- **Exercise aim**
Go over the records and copy every line with the string "central".

- **Excerpted records**

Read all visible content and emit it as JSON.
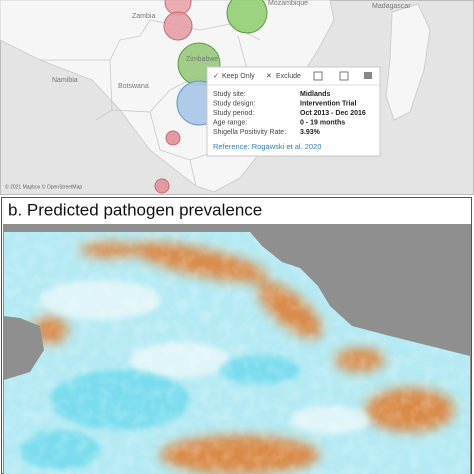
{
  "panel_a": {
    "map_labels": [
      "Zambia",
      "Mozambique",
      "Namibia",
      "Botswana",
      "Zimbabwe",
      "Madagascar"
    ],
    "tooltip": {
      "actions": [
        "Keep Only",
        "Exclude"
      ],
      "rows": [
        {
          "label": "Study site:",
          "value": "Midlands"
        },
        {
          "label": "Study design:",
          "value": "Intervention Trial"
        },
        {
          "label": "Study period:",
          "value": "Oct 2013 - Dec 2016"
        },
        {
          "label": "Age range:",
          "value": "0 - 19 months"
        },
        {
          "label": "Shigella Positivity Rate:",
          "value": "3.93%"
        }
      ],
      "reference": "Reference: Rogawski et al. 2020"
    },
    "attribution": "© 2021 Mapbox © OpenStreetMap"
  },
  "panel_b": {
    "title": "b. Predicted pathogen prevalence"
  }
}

...

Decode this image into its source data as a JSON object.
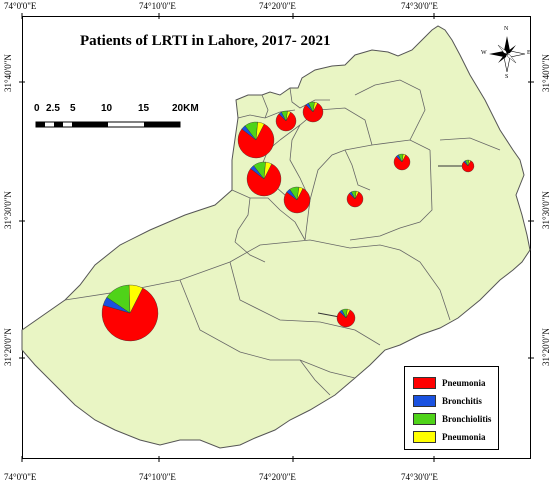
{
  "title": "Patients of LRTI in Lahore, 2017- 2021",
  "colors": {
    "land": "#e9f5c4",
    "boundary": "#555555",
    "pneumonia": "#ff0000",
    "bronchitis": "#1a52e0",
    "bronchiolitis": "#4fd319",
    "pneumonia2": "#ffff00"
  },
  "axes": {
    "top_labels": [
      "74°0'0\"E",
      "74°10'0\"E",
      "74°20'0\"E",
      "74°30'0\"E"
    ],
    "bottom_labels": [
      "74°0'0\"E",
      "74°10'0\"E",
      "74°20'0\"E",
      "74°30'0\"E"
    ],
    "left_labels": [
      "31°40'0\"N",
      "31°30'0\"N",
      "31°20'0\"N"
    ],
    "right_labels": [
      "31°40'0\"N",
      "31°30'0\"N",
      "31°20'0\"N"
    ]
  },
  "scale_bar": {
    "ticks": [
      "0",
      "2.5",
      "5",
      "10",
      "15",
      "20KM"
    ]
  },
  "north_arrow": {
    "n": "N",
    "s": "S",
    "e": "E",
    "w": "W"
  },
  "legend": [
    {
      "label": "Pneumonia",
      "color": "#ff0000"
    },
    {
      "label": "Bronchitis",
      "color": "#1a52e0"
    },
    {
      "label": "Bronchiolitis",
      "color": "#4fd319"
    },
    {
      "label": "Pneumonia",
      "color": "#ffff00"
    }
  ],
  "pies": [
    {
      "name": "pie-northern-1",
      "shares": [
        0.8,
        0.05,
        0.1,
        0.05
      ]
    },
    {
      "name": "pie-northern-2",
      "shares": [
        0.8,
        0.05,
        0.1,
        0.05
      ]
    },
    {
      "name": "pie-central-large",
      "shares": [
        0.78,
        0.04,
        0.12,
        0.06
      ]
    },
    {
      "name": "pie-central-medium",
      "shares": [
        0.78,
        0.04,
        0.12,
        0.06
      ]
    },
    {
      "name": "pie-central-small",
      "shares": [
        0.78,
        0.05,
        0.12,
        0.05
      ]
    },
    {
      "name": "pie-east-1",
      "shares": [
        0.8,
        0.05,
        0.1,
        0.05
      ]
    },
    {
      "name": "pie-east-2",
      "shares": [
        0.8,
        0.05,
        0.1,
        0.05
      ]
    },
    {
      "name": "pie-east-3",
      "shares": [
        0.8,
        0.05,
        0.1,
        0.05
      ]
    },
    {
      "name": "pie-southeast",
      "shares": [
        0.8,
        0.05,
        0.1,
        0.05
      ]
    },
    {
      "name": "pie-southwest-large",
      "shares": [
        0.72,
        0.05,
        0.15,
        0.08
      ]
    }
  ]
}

- **Response for this exercise**
      "name": "pie-central-large",
      "name": "pie-central-medium",
      "name": "pie-central-small",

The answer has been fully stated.